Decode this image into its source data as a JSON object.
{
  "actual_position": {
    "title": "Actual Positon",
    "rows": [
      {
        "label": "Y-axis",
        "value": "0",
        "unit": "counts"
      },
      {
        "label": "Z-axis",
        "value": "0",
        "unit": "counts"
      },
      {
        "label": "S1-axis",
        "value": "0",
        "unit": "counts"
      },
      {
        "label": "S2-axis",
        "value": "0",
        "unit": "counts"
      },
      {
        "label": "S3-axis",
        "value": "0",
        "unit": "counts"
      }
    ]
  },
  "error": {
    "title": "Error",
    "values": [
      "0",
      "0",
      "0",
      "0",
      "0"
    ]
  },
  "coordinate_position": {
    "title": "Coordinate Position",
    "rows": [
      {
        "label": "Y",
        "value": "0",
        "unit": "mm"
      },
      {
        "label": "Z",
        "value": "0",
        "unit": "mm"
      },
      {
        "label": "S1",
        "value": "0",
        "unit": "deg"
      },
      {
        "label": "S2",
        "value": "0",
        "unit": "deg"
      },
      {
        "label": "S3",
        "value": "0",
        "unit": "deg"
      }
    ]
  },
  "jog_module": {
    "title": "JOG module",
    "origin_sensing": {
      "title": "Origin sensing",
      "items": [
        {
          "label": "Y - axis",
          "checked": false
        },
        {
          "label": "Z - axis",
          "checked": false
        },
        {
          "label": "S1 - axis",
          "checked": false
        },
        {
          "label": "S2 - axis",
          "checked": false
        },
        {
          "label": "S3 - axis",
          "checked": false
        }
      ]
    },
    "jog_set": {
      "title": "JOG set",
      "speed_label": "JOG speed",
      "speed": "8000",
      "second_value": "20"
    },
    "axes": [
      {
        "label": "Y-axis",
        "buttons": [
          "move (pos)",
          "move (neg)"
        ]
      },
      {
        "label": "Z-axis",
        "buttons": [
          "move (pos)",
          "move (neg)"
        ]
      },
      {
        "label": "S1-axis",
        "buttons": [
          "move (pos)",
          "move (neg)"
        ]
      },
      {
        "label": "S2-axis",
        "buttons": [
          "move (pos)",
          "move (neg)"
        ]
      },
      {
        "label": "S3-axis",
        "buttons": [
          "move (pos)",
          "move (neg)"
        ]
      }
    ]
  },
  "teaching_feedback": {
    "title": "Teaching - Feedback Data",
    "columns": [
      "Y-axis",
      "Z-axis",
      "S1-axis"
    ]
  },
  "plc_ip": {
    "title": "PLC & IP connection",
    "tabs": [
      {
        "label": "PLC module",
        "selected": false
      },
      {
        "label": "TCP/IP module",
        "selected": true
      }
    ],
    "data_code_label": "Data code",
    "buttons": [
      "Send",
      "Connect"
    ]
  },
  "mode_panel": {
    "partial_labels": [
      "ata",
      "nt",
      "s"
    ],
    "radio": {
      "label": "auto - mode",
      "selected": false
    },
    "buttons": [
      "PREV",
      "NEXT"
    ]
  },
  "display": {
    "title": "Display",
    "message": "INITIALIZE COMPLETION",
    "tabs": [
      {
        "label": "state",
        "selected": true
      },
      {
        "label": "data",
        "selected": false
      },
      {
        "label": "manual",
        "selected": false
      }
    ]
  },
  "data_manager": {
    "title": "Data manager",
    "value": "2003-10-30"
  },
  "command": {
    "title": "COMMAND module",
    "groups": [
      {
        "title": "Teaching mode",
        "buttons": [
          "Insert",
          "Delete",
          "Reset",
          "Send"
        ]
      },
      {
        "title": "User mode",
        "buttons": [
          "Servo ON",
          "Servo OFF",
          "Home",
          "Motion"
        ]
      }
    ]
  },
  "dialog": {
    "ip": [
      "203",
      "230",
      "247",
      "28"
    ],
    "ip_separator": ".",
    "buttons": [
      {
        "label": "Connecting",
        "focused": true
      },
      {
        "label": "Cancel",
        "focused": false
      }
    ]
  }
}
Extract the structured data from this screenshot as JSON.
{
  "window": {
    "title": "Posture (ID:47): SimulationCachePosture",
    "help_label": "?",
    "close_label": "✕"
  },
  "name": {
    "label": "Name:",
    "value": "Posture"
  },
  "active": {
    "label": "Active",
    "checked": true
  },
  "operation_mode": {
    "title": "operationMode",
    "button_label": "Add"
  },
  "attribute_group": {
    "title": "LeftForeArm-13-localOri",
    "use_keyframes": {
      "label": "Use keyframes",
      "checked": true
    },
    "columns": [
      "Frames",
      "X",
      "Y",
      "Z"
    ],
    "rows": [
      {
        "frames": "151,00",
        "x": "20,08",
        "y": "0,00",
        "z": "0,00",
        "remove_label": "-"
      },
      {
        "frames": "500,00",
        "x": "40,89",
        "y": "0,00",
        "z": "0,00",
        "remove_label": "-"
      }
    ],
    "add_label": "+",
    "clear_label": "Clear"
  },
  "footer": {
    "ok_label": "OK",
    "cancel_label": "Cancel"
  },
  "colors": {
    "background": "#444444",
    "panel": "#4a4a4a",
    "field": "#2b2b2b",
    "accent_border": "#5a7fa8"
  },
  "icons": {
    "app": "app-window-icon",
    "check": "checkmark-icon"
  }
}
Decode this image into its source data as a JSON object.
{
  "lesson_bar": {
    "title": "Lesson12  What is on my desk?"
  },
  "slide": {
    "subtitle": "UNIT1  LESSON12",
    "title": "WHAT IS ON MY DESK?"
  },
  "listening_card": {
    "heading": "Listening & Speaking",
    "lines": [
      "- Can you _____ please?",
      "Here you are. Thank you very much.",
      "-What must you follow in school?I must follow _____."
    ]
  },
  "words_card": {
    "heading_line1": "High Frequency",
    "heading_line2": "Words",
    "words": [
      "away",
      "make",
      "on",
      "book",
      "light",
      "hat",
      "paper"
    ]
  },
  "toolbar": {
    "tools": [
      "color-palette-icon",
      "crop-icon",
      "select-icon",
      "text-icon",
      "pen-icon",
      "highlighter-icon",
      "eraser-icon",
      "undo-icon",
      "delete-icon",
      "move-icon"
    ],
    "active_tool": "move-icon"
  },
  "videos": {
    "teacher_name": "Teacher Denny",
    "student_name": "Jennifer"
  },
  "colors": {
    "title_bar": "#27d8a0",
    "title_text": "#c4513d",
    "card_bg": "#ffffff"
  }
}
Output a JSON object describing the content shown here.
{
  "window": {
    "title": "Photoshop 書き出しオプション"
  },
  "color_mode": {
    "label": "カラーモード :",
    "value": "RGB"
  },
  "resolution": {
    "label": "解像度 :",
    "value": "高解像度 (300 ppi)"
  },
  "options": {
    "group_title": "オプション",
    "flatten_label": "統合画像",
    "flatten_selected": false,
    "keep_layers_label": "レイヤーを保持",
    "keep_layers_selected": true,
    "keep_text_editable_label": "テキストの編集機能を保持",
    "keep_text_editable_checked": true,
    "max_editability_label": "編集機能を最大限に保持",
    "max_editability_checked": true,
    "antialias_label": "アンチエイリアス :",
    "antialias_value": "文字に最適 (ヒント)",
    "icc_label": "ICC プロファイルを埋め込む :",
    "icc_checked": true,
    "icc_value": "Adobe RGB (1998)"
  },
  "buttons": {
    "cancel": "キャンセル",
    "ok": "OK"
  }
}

+-------+

**REQUIRED WORK:** Return the material in full, exactly as shown.

**ANSWER FOR THIS EXERCISE:**
Decode this image into its source data as a JSON object.
{
  "actual_position": {
    "title": "Actual Positon",
    "rows": [
      {
        "label": "Y-axis",
        "value": "0",
        "unit": "counts"
      },
      {
        "label": "Z-axis",
        "value": "0",
        "unit": "counts"
      },
      {
        "label": "S1-axis",
        "value": "0",
        "unit": "counts"
      },
      {
        "label": "S2-axis",
        "value": "0",
        "unit": "counts"
      },
      {
        "label": "S3-axis",
        "value": "0",
        "unit": "counts"
      }
    ]
  },
  "error": {
    "title": "Error",
    "values": [
      "0",
      "0",
      "0",
      "0",
      "0"
    ]
  },
  "coordinate_position": {
    "title": "Coordinate Position",
    "rows": [
      {
        "label": "Y",
        "value": "0",
        "unit": "mm"
      },
      {
        "label": "Z",
        "value": "0",
        "unit": "mm"
      },
      {
        "label": "S1",
        "value": "0",
        "unit": "deg"
      },
      {
        "label": "S2",
        "value": "0",
        "unit": "deg"
      },
      {
        "label": "S3",
        "value": "0",
        "unit": "deg"
      }
    ]
  },
  "jog_module": {
    "title": "JOG module",
    "origin_sensing": {
      "title": "Origin sensing",
      "items": [
        {
          "label": "Y - axis",
          "checked": false
        },
        {
          "label": "Z - axis",
          "checked": false
        },
        {
          "label": "S1 - axis",
          "checked": false
        },
        {
          "label": "S2 - axis",
          "checked": false
        },
        {
          "label": "S3 - axis",
          "checked": false
        }
      ]
    },
    "jog_set": {
      "title": "JOG set",
      "speed_label": "JOG speed",
      "speed": "8000",
      "second_value": "20"
    },
    "axes": [
      {
        "label": "Y-axis",
        "buttons": [
          "move (pos)",
          "move (neg)"
        ]
      },
      {
        "label": "Z-axis",
        "buttons": [
          "move (pos)",
          "move (neg)"
        ]
      },
      {
        "label": "S1-axis",
        "buttons": [
          "move (pos)",
          "move (neg)"
        ]
      },
      {
        "label": "S2-axis",
        "buttons": [
          "move (pos)",
          "move (neg)"
        ]
      },
      {
        "label": "S3-axis",
        "buttons": [
          "move (pos)",
          "move (neg)"
        ]
      }
    ]
  },
  "teaching_feedback": {
    "title": "Teaching - Feedback Data",
    "columns": [
      "Y-axis",
      "Z-axis",
      "S1-axis"
    ]
  },
  "plc_ip": {
    "title": "PLC & IP connection",
    "tabs": [
      {
        "label": "PLC module",
        "selected": false
      },
      {
        "label": "TCP/IP module",
        "selected": true
      }
    ],
    "data_code_label": "Data code",
    "buttons": [
      "Send",
      "Connect"
    ]
  },
  "mode_panel": {
    "partial_labels": [
      "ata",
      "nt",
      "s"
    ],
    "radio": {
      "label": "auto - mode",
      "selected": false
    },
    "buttons": [
      "PREV",
      "NEXT"
    ]
  },
  "display": {
    "title": "Display",
    "message": "INITIALIZE COMPLETION",
    "tabs": [
      {
        "label": "state",
        "selected": true
      },
      {
        "label": "data",
        "selected": false
      },
      {
        "label": "manual",
        "selected": false
      }
    ]
  },
  "data_manager": {
    "title": "Data manager",
    "value": "2003-10-30"
  },
  "command": {
    "title": "COMMAND module",
    "groups": [
      {
        "title": "Teaching mode",
        "buttons": [
          "Insert",
          "Delete",
          "Reset",
          "Send"
        ]
      },
      {
        "title": "User mode",
        "buttons": [
          "Servo ON",
          "Servo OFF",
          "Home",
          "Motion"
        ]
      }
    ]
  },
  "dialog": {
    "ip": [
      "203",
      "230",
      "247",
      "28"
    ],
    "ip_separator": ".",
    "buttons": [
      {
        "label": "Connecting",
        "focused": true
      },
      {
        "label": "Cancel",
        "focused": false
      }
    ]
  }
}
Extract the structured data from this screenshot as JSON.
{
  "window": {
    "title": "Posture (ID:47): SimulationCachePosture",
    "help_label": "?",
    "close_label": "✕"
  },
  "name": {
    "label": "Name:",
    "value": "Posture"
  },
  "active": {
    "label": "Active",
    "checked": true
  },
  "operation_mode": {
    "title": "operationMode",
    "button_label": "Add"
  },
  "attribute_group": {
    "title": "LeftForeArm-13-localOri",
    "use_keyframes": {
      "label": "Use keyframes",
      "checked": true
    },
    "columns": [
      "Frames",
      "X",
      "Y",
      "Z"
    ],
    "rows": [
      {
        "frames": "151,00",
        "x": "20,08",
        "y": "0,00",
        "z": "0,00",
        "remove_label": "-"
      },
      {
        "frames": "500,00",
        "x": "40,89",
        "y": "0,00",
        "z": "0,00",
        "remove_label": "-"
      }
    ],
    "add_label": "+",
    "clear_label": "Clear"
  },
  "footer": {
    "ok_label": "OK",
    "cancel_label": "Cancel"
  },
  "colors": {
    "background": "#444444",
    "panel": "#4a4a4a",
    "field": "#2b2b2b",
    "accent_border": "#5a7fa8"
  },
  "icons": {
    "app": "app-window-icon",
    "check": "checkmark-icon"
  }
}
Decode this image into its source data as a JSON object.
{
  "lesson_bar": {
    "title": "Lesson12  What is on my desk?"
  },
  "slide": {
    "subtitle": "UNIT1  LESSON12",
    "title": "WHAT IS ON MY DESK?"
  },
  "listening_card": {
    "heading": "Listening & Speaking",
    "lines": [
      "- Can you _____ please?",
      "Here you are. Thank you very much.",
      "-What must you follow in school?I must follow _____."
    ]
  },
  "words_card": {
    "heading_line1": "High Frequency",
    "heading_line2": "Words",
    "words": [
      "away",
      "make",
      "on",
      "book",
      "light",
      "hat",
      "paper"
    ]
  },
  "toolbar": {
    "tools": [
      "color-palette-icon",
      "crop-icon",
      "select-icon",
      "text-icon",
      "pen-icon",
      "highlighter-icon",
      "eraser-icon",
      "undo-icon",
      "delete-icon",
      "move-icon"
    ],
    "active_tool": "move-icon"
  },
  "videos": {
    "teacher_name": "Teacher Denny",
    "student_name": "Jennifer"
  },
  "colors": {
    "title_bar": "#27d8a0",
    "title_text": "#c4513d",
    "card_bg": "#ffffff"
  }
}
Output a JSON object describing the content shown here.
{
  "window": {
    "title": "Photoshop 書き出しオプション"
  },
  "color_mode": {
    "label": "カラーモード :",
    "value": "RGB"
  },
  "resolution": {
    "label": "解像度 :",
    "value": "高解像度 (300 ppi)"
  },
  "options": {
    "group_title": "オプション",
    "flatten_label": "統合画像",
    "flatten_selected": false,
    "keep_layers_label": "レイヤーを保持",
    "keep_layers_selected": true,
    "keep_text_editable_label": "テキストの編集機能を保持",
    "keep_text_editable_checked": true,
    "max_editability_label": "編集機能を最大限に保持",
    "max_editability_checked": true,
    "antialias_label": "アンチエイリアス :",
    "antialias_value": "文字に最適 (ヒント)",
    "icc_label": "ICC プロファイルを埋め込む :",
    "icc_checked": true,
    "icc_value": "Adobe RGB (1998)"
  },
  "buttons": {
    "cancel": "キャンセル",
    "ok": "OK"
  }
}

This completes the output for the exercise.